Stated exercise = Output all lines exactly.

Dataset content =
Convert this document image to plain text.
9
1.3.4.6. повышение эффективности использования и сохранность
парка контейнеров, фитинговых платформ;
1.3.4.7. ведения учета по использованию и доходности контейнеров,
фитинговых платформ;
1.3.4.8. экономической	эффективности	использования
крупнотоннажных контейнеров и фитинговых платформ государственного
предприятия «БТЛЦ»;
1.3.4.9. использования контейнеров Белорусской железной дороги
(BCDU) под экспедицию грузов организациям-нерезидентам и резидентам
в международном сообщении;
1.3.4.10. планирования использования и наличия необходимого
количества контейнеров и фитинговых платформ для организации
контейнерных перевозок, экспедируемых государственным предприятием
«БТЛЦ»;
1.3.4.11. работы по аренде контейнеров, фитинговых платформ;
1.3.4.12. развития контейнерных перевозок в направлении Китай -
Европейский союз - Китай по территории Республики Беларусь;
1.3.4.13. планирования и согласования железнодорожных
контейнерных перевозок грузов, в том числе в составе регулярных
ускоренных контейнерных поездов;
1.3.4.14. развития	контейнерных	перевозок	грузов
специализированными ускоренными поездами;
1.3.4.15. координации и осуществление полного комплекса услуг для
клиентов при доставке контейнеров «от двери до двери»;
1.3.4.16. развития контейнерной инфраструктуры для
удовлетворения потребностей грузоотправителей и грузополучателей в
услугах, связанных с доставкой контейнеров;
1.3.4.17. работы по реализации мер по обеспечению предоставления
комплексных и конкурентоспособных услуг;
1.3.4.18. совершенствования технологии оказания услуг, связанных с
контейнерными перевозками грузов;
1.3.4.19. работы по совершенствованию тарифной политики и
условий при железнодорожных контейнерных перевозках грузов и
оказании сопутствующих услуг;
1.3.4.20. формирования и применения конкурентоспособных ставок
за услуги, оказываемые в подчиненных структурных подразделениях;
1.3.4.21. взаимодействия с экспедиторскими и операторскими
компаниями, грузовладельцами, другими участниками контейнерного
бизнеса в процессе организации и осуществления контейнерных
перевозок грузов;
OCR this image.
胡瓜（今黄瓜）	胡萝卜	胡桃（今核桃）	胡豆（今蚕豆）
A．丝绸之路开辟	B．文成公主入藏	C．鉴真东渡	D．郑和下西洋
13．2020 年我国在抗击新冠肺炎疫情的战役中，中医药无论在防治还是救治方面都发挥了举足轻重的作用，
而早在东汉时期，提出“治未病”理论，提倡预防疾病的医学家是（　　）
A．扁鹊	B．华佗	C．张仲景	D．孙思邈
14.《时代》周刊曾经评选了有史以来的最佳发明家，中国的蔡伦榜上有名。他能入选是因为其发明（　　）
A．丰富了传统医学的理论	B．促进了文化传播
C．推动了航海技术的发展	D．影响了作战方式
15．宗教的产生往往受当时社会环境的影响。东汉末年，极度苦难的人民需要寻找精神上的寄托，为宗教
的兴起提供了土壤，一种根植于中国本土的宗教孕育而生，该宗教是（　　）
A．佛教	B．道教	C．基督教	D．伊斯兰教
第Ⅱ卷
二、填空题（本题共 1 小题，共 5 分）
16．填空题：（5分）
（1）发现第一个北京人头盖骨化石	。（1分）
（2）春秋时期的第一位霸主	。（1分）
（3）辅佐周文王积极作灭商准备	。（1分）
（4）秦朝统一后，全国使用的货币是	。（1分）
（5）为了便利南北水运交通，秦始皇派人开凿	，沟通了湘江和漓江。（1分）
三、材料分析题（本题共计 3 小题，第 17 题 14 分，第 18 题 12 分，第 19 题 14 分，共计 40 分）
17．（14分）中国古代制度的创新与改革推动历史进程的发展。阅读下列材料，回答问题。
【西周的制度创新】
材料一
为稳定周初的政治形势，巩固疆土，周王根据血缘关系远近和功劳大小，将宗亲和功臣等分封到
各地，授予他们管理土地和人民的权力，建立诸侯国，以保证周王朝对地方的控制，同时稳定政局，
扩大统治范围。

Reply to the task =
Convert this document image to plain text.
9
1.3.4.6. повышение эффективности использования и сохранность
парка контейнеров, фитинговых платформ;
1.3.4.7. ведения учета по использованию и доходности контейнеров,
фитинговых платформ;
1.3.4.8. экономической	эффективности	использования
крупнотоннажных контейнеров и фитинговых платформ государственного
предприятия «БТЛЦ»;
1.3.4.9. использования контейнеров Белорусской железной дороги
(BCDU) под экспедицию грузов организациям-нерезидентам и резидентам
в международном сообщении;
1.3.4.10. планирования использования и наличия необходимого
количества контейнеров и фитинговых платформ для организации
контейнерных перевозок, экспедируемых государственным предприятием
«БТЛЦ»;
1.3.4.11. работы по аренде контейнеров, фитинговых платформ;
1.3.4.12. развития контейнерных перевозок в направлении Китай -
Европейский союз - Китай по территории Республики Беларусь;
1.3.4.13. планирования и согласования железнодорожных
контейнерных перевозок грузов, в том числе в составе регулярных
ускоренных контейнерных поездов;
1.3.4.14. развития	контейнерных	перевозок	грузов
специализированными ускоренными поездами;
1.3.4.15. координации и осуществление полного комплекса услуг для
клиентов при доставке контейнеров «от двери до двери»;
1.3.4.16. развития контейнерной инфраструктуры для
удовлетворения потребностей грузоотправителей и грузополучателей в
услугах, связанных с доставкой контейнеров;
1.3.4.17. работы по реализации мер по обеспечению предоставления
комплексных и конкурентоспособных услуг;
1.3.4.18. совершенствования технологии оказания услуг, связанных с
контейнерными перевозками грузов;
1.3.4.19. работы по совершенствованию тарифной политики и
условий при железнодорожных контейнерных перевозках грузов и
оказании сопутствующих услуг;
1.3.4.20. формирования и применения конкурентоспособных ставок
за услуги, оказываемые в подчиненных структурных подразделениях;
1.3.4.21. взаимодействия с экспедиторскими и операторскими
компаниями, грузовладельцами, другими участниками контейнерного
бизнеса в процессе организации и осуществления контейнерных
перевозок грузов;
OCR this image.
胡瓜（今黄瓜）	胡萝卜	胡桃（今核桃）	胡豆（今蚕豆）
A．丝绸之路开辟	B．文成公主入藏	C．鉴真东渡	D．郑和下西洋
13．2020 年我国在抗击新冠肺炎疫情的战役中，中医药无论在防治还是救治方面都发挥了举足轻重的作用，
而早在东汉时期，提出“治未病”理论，提倡预防疾病的医学家是（　　）
A．扁鹊	B．华佗	C．张仲景	D．孙思邈
14.《时代》周刊曾经评选了有史以来的最佳发明家，中国的蔡伦榜上有名。他能入选是因为其发明（　　）
A．丰富了传统医学的理论	B．促进了文化传播
C．推动了航海技术的发展	D．影响了作战方式
15．宗教的产生往往受当时社会环境的影响。东汉末年，极度苦难的人民需要寻找精神上的寄托，为宗教
的兴起提供了土壤，一种根植于中国本土的宗教孕育而生，该宗教是（　　）
A．佛教	B．道教	C．基督教	D．伊斯兰教
第Ⅱ卷
二、填空题（本题共 1 小题，共 5 分）
16．填空题：（5分）
（1）发现第一个北京人头盖骨化石	。（1分）
（2）春秋时期的第一位霸主	。（1分）
（3）辅佐周文王积极作灭商准备	。（1分）
（4）秦朝统一后，全国使用的货币是	。（1分）
（5）为了便利南北水运交通，秦始皇派人开凿	，沟通了湘江和漓江。（1分）
三、材料分析题（本题共计 3 小题，第 17 题 14 分，第 18 题 12 分，第 19 题 14 分，共计 40 分）
17．（14分）中国古代制度的创新与改革推动历史进程的发展。阅读下列材料，回答问题。
【西周的制度创新】
材料一
为稳定周初的政治形势，巩固疆土，周王根据血缘关系远近和功劳大小，将宗亲和功臣等分封到
各地，授予他们管理土地和人民的权力，建立诸侯国，以保证周王朝对地方的控制，同时稳定政局，
扩大统治范围。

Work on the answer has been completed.